GIVEN REQUEST 1 —
Answer these questions using the concert review below.
(a) At which theater and on what date was the concert held?
(b) Who played the oboe in Mozart's Oboe Quartet in F Major?
(c) Which two performers played White Knight and Beaver, and on what instruments?
GIVEN REQUEST 2 — Carry on the concert review below, beginning after its final sentence.

SUPPLIED TEXT —
Tuesdays at Eight, with members of the Music Academy
faculty

At the Lobero Theatre, Tuesday, July 25.

Reviewed by Gerald Carpenter

The concert opened with Wolfgang Mozart’s ineffably sweet
Oboe Quartet in F Major, K. 370, played by David Weiss,
oboe, Kathleen Winkler, violin, Donald McInnes, viola, and Alan
Stepansky, cello. With the possible exception of the Clarinet
Quintet,
this is my favorite of all Mozart’s chamber works,
and this group’s reading rivals the four recordings I have of
it.

Talk about “and now for something completely different”! Martin
Wesley-Smith’s White Knight and Beaver for Trombone, Marimba,
and Tape
 — superbly rendered by Mark Lawrence (trombone) and
Michael Werner (percussion) — was about as different as you could
get. Still, for all its eccentric time signatures and odd noises,
it was full of nifty tunes and even tenderness, and I would very
much like to hear it again.

Stored items —

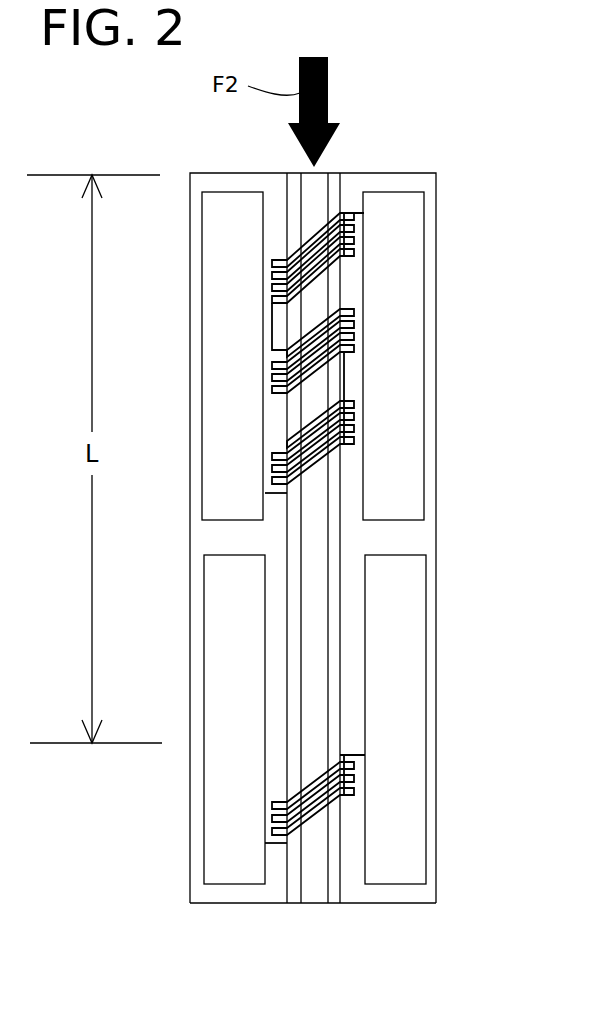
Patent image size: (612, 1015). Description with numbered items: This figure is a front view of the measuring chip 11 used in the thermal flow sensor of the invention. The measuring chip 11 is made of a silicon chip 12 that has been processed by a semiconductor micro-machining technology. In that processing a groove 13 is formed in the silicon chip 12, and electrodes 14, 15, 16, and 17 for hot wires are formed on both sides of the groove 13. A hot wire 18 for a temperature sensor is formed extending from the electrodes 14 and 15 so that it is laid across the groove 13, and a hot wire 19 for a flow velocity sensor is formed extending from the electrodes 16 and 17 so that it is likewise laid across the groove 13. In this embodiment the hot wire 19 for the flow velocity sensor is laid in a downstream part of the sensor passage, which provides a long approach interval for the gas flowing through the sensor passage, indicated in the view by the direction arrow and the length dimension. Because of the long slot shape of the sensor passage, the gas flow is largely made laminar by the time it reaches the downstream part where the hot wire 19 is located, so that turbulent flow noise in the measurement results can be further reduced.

The measuring chip 11 is at (457, 157).
The silicon chip 12 is at (427, 900).
The groove 13 is at (318, 893).
The electrode 14 is at (400, 406).
The electrode 15 is at (205, 300).
The electrode 16 is at (395, 776).
The electrode 17 is at (213, 810).
The hot wire for temperature sensor 18 is at (353, 213).
The hot wire for flow velocity sensor 19 is at (272, 860).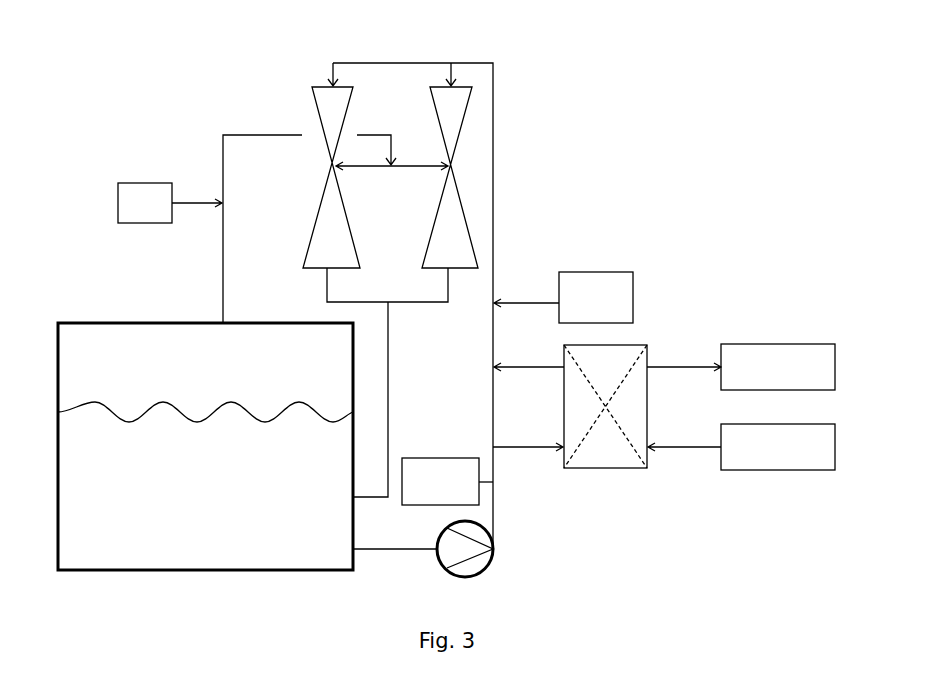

FINAL ANSWER 1 —
(a) The Lobero Theatre, on Tuesday, July 25.
(b) David Weiss.
(c) Mark Lawrence on trombone and Michael Werner on percussion.

FINAL ANSWER 2 —
Béla Bartók’s Contrasts for violin, clarinet, and piano, BB
116
, also has its share of eccentricity, but in the hands of
Jeff Thayer (violin), Fred Ormand (clarinet), and Jerome Lowenthal
(piano), the Hungarian’s penchant for irritating mischief was kept
to a minimum, and his ability to charm and entertain was
enhanced.

Georges Enescu’s Legend for Trumpet and Piano started
the second half. As played by Paul Merkelo (trumpet) and Anne
Epperson (piano), the piece was engagingly folksy and gloriously
romantic.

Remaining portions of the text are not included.